> [Set problem]:
Identify each line below containing the string "println" and copy it.

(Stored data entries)
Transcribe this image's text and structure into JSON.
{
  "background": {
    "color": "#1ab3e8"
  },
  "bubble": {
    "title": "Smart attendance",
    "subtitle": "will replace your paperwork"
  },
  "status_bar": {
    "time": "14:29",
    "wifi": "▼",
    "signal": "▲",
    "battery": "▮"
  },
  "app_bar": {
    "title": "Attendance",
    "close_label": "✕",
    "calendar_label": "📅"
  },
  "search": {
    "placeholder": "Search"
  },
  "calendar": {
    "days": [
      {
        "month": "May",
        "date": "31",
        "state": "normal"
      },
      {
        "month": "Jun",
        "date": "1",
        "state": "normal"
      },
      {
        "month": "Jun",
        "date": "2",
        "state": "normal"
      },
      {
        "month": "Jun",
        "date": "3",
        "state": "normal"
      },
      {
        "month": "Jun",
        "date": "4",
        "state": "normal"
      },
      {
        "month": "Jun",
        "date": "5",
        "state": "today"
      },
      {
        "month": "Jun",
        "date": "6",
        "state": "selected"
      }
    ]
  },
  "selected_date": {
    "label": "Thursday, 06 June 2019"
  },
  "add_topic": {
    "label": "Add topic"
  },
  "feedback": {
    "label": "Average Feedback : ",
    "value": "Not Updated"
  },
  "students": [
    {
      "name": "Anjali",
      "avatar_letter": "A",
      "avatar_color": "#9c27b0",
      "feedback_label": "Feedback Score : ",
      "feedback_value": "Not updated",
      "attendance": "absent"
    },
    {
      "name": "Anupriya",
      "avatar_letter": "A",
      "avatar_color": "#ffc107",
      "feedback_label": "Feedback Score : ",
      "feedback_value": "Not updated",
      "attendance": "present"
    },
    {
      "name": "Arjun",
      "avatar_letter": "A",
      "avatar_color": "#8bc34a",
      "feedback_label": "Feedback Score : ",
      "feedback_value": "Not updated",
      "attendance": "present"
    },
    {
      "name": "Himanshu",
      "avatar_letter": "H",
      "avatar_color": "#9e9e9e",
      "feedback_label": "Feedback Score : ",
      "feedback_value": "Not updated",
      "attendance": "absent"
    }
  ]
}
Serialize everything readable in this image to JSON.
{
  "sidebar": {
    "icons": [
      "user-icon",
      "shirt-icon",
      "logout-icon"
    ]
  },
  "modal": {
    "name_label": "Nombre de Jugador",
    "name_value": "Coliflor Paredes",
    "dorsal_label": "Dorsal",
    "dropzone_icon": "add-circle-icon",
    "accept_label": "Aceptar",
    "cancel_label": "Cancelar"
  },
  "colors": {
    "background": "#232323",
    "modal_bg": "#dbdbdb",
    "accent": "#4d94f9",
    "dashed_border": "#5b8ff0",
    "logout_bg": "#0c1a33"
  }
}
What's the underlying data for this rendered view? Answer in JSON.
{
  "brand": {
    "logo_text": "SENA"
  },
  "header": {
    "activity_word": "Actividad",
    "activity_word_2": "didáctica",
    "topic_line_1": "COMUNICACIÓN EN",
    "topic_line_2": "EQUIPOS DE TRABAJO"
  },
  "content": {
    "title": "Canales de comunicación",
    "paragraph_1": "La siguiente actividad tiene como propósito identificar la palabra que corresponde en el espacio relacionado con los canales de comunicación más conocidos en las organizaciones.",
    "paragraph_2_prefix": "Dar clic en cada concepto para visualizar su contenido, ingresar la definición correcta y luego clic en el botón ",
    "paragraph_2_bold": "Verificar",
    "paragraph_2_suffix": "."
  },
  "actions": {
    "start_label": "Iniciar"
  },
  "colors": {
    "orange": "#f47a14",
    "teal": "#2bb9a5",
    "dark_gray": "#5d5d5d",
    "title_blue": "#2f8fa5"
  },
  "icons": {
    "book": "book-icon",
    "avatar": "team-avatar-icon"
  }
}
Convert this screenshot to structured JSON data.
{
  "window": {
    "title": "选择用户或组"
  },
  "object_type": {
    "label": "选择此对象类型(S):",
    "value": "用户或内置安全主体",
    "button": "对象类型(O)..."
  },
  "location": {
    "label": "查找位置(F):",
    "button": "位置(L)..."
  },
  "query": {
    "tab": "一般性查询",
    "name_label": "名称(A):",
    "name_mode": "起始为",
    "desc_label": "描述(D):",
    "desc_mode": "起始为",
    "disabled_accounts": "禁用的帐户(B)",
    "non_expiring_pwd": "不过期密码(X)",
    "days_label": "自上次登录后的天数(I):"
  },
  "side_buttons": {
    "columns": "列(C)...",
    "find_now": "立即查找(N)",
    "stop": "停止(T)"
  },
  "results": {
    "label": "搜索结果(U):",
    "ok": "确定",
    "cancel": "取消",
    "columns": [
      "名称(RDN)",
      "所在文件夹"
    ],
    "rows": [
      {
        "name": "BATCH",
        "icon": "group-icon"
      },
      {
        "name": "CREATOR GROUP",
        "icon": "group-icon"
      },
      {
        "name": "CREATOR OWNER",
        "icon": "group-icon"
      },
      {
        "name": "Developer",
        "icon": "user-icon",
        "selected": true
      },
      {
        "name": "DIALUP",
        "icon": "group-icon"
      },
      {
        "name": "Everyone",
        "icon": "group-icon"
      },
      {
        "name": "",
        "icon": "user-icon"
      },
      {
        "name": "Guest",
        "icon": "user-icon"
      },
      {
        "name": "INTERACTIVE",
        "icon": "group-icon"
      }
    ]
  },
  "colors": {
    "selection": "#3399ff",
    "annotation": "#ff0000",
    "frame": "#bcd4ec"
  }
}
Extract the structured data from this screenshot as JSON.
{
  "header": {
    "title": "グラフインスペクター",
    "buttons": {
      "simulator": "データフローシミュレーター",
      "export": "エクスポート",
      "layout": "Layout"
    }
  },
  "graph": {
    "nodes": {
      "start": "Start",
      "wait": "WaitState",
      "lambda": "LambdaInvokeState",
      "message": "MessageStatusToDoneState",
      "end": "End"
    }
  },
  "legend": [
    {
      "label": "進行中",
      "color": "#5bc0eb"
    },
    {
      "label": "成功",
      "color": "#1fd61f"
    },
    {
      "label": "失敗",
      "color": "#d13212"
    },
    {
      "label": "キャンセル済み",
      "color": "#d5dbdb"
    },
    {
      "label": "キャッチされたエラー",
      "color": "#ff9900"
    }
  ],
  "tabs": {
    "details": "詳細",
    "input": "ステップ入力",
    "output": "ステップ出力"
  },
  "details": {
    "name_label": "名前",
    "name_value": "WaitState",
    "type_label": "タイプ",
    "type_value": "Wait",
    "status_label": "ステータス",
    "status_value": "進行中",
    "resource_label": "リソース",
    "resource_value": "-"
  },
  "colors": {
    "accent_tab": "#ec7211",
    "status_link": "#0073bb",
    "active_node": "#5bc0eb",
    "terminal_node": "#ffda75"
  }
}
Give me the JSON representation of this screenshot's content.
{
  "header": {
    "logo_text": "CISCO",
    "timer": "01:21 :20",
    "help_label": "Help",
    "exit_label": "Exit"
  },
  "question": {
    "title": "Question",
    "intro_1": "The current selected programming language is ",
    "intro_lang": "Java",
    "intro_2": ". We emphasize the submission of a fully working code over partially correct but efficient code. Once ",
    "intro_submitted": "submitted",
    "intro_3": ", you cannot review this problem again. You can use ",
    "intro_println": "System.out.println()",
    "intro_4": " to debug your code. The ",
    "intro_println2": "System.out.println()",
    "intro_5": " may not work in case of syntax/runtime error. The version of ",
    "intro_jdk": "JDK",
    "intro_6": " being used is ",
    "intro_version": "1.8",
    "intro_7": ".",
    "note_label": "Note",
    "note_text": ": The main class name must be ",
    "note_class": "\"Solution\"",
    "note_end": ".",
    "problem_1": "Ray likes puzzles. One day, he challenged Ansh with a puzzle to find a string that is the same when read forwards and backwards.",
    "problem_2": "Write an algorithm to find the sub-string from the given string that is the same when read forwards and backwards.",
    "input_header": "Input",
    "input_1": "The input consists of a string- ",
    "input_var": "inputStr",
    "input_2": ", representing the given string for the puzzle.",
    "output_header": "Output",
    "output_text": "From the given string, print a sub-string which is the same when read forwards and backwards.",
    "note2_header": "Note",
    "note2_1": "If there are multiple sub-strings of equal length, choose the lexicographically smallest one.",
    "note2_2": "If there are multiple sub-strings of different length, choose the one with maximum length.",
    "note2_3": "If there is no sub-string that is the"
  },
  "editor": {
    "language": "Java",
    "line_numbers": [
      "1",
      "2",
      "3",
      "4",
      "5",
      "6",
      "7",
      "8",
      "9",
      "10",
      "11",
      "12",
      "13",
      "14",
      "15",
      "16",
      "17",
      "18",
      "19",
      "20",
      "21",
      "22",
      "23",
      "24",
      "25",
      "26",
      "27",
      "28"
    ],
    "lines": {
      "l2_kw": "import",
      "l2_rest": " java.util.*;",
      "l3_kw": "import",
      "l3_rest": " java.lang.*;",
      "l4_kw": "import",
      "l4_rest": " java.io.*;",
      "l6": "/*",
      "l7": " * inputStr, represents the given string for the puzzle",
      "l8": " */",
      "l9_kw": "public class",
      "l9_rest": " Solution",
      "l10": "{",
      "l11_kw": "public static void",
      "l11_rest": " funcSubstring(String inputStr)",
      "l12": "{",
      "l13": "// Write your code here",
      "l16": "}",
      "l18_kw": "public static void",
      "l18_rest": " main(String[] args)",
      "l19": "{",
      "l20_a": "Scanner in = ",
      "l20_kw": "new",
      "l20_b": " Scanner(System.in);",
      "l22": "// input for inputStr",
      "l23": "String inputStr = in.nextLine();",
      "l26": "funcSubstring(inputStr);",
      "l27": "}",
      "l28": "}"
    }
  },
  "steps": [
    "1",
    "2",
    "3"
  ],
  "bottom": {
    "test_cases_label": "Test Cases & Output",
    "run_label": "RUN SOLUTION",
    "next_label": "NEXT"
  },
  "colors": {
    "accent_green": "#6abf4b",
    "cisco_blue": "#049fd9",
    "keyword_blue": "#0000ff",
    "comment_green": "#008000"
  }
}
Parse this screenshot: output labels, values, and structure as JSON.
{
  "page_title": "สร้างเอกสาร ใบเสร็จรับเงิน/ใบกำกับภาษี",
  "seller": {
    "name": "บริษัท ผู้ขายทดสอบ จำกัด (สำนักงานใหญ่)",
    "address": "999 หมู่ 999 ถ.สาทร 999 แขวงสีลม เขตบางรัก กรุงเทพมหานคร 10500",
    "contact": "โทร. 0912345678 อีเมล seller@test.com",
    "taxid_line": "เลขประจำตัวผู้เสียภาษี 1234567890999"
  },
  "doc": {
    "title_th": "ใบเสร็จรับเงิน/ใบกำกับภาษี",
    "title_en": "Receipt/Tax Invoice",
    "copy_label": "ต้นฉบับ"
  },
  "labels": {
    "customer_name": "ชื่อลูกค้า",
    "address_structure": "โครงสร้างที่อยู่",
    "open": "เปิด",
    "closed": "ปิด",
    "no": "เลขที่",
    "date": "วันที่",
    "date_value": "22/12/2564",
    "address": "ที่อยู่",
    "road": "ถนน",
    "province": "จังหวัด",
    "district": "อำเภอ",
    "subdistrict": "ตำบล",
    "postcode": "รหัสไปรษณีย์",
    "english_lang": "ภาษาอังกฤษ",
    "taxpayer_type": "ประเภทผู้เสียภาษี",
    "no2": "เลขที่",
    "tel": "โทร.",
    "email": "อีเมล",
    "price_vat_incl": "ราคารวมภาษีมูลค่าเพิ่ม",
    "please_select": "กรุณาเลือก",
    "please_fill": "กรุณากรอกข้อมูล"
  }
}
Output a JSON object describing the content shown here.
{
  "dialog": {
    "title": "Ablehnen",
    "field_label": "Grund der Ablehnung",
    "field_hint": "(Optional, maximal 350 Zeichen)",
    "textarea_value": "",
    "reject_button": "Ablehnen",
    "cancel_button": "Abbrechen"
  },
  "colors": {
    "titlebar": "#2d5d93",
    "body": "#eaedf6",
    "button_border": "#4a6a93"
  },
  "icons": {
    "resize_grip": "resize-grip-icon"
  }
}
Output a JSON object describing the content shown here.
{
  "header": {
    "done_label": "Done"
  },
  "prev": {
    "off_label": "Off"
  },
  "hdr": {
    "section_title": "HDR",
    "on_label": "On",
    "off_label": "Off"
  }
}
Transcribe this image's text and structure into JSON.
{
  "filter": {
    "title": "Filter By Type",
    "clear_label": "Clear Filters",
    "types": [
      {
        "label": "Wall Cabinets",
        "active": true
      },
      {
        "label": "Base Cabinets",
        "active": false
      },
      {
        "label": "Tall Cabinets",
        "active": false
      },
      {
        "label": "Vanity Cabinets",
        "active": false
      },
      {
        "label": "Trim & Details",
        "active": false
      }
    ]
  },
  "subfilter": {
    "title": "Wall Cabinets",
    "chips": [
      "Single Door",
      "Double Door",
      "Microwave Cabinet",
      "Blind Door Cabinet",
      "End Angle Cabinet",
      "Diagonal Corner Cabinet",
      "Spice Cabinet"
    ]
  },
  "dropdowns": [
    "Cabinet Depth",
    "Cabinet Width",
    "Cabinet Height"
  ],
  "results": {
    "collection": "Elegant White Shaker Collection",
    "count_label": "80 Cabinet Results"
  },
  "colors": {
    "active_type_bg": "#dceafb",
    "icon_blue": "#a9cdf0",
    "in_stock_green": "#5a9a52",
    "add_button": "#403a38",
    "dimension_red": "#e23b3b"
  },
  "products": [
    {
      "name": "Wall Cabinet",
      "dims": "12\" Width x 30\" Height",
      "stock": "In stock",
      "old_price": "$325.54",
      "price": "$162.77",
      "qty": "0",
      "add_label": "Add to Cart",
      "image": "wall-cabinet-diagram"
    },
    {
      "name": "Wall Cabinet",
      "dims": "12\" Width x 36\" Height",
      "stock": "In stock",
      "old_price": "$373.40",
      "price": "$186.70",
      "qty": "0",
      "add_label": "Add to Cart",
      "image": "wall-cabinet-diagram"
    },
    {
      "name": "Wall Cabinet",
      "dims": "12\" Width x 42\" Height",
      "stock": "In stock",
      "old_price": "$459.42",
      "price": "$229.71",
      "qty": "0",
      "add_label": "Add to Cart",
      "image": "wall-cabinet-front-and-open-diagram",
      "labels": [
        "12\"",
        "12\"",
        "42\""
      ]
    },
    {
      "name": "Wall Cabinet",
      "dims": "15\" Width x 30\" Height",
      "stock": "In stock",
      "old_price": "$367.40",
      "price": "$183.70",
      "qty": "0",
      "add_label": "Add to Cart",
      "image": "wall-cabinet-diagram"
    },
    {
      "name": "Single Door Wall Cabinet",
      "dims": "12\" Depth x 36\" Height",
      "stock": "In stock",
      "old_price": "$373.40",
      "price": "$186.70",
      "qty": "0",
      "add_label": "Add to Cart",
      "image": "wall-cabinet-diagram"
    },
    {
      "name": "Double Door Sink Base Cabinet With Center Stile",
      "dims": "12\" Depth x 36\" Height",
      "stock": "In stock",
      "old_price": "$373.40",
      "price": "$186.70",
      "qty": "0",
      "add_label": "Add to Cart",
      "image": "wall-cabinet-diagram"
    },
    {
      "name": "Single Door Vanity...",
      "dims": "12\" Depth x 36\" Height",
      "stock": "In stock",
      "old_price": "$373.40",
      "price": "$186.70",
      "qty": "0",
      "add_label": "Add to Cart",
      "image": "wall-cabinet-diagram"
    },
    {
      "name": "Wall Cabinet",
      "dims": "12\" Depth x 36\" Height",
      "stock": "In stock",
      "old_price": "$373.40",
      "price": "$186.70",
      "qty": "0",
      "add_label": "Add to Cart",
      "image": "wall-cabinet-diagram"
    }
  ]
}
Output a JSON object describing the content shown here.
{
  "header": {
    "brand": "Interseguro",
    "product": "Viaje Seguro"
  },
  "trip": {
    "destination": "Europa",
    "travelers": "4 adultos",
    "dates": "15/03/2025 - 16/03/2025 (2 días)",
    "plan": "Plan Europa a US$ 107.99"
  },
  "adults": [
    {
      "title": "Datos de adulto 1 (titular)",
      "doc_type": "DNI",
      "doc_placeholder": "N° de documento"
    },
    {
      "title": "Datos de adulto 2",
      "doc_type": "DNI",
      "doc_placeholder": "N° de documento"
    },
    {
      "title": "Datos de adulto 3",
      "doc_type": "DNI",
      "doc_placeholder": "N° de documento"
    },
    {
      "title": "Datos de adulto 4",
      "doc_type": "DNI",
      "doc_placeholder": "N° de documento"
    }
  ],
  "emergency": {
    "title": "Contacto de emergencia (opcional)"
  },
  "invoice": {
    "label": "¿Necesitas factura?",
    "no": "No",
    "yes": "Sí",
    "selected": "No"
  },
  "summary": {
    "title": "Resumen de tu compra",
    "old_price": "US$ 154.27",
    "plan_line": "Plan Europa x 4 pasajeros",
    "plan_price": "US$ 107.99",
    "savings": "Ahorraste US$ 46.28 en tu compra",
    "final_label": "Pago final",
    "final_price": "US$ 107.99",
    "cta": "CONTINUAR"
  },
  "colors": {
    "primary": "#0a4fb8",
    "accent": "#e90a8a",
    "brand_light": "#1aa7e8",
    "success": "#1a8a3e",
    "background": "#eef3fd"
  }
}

> [Response to this task]:
    "intro_println": "System.out.println()",
    "intro_println2": "System.out.println()",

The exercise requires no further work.